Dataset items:
----------

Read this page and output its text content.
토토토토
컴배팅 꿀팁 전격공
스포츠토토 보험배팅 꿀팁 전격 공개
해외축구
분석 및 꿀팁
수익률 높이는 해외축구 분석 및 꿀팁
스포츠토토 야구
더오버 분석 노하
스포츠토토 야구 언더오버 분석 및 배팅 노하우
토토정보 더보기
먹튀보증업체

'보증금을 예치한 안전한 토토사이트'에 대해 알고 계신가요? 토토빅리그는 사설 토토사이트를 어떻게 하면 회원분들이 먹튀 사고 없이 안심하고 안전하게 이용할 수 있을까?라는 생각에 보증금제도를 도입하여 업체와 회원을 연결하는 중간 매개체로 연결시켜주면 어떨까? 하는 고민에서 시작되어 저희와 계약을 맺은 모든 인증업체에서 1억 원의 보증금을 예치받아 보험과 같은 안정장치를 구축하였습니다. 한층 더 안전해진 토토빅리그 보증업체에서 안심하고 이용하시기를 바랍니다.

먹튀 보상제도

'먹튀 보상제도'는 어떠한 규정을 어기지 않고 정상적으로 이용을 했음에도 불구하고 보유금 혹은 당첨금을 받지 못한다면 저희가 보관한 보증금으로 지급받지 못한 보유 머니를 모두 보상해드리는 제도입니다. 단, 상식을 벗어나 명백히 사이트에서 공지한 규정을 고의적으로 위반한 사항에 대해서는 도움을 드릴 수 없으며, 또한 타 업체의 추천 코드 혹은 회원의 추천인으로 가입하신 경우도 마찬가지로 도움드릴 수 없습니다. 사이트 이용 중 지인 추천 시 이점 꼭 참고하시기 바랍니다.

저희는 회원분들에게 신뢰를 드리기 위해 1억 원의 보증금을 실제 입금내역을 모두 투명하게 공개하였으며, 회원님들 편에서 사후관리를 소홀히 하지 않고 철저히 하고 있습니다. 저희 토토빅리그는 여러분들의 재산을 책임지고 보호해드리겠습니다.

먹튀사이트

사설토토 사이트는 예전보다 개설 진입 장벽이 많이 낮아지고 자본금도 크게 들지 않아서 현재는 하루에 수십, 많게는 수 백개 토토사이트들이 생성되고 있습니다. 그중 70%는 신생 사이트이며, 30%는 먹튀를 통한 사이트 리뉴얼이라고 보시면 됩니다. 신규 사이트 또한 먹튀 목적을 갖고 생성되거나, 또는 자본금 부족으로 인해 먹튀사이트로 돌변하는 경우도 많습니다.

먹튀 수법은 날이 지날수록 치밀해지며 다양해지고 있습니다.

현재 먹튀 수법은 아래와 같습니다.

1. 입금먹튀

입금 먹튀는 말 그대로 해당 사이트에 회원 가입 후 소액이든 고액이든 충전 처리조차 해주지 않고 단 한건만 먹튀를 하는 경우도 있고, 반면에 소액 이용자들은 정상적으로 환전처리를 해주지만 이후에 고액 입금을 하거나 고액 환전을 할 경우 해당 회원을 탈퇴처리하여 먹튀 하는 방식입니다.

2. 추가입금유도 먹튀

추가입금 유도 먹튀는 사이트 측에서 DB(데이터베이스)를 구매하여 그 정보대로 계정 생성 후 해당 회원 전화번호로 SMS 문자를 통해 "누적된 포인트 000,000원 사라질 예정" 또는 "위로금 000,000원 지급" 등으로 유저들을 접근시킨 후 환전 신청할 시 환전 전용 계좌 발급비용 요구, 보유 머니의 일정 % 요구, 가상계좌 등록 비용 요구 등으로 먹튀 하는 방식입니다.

----------

*Exercise instructions*. Your task is to reproduce all of the records exactly.

*Result of this exercise*.
Read this page and output its text content.
토토토토
컴배팅 꿀팁 전격공
스포츠토토 보험배팅 꿀팁 전격 공개
해외축구
분석 및 꿀팁
수익률 높이는 해외축구 분석 및 꿀팁
스포츠토토 야구
더오버 분석 노하
스포츠토토 야구 언더오버 분석 및 배팅 노하우
토토정보 더보기
먹튀보증업체

'보증금을 예치한 안전한 토토사이트'에 대해 알고 계신가요? 토토빅리그는 사설 토토사이트를 어떻게 하면 회원분들이 먹튀 사고 없이 안심하고 안전하게 이용할 수 있을까?라는 생각에 보증금제도를 도입하여 업체와 회원을 연결하는 중간 매개체로 연결시켜주면 어떨까? 하는 고민에서 시작되어 저희와 계약을 맺은 모든 인증업체에서 1억 원의 보증금을 예치받아 보험과 같은 안정장치를 구축하였습니다. 한층 더 안전해진 토토빅리그 보증업체에서 안심하고 이용하시기를 바랍니다.

먹튀 보상제도

'먹튀 보상제도'는 어떠한 규정을 어기지 않고 정상적으로 이용을 했음에도 불구하고 보유금 혹은 당첨금을 받지 못한다면 저희가 보관한 보증금으로 지급받지 못한 보유 머니를 모두 보상해드리는 제도입니다. 단, 상식을 벗어나 명백히 사이트에서 공지한 규정을 고의적으로 위반한 사항에 대해서는 도움을 드릴 수 없으며, 또한 타 업체의 추천 코드 혹은 회원의 추천인으로 가입하신 경우도 마찬가지로 도움드릴 수 없습니다. 사이트 이용 중 지인 추천 시 이점 꼭 참고하시기 바랍니다.

저희는 회원분들에게 신뢰를 드리기 위해 1억 원의 보증금을 실제 입금내역을 모두 투명하게 공개하였으며, 회원님들 편에서 사후관리를 소홀히 하지 않고 철저히 하고 있습니다. 저희 토토빅리그는 여러분들의 재산을 책임지고 보호해드리겠습니다.

먹튀사이트

사설토토 사이트는 예전보다 개설 진입 장벽이 많이 낮아지고 자본금도 크게 들지 않아서 현재는 하루에 수십, 많게는 수 백개 토토사이트들이 생성되고 있습니다. 그중 70%는 신생 사이트이며, 30%는 먹튀를 통한 사이트 리뉴얼이라고 보시면 됩니다. 신규 사이트 또한 먹튀 목적을 갖고 생성되거나, 또는 자본금 부족으로 인해 먹튀사이트로 돌변하는 경우도 많습니다.

먹튀 수법은 날이 지날수록 치밀해지며 다양해지고 있습니다.

현재 먹튀 수법은 아래와 같습니다.

1. 입금먹튀

입금 먹튀는 말 그대로 해당 사이트에 회원 가입 후 소액이든 고액이든 충전 처리조차 해주지 않고 단 한건만 먹튀를 하는 경우도 있고, 반면에 소액 이용자들은 정상적으로 환전처리를 해주지만 이후에 고액 입금을 하거나 고액 환전을 할 경우 해당 회원을 탈퇴처리하여 먹튀 하는 방식입니다.

2. 추가입금유도 먹튀

추가입금 유도 먹튀는 사이트 측에서 DB(데이터베이스)를 구매하여 그 정보대로 계정 생성 후 해당 회원 전화번호로 SMS 문자를 통해 "누적된 포인트 000,000원 사라질 예정" 또는 "위로금 000,000원 지급" 등으로 유저들을 접근시킨 후 환전 신청할 시 환전 전용 계좌 발급비용 요구, 보유 머니의 일정 % 요구, 가상계좌 등록 비용 요구 등으로 먹튀 하는 방식입니다.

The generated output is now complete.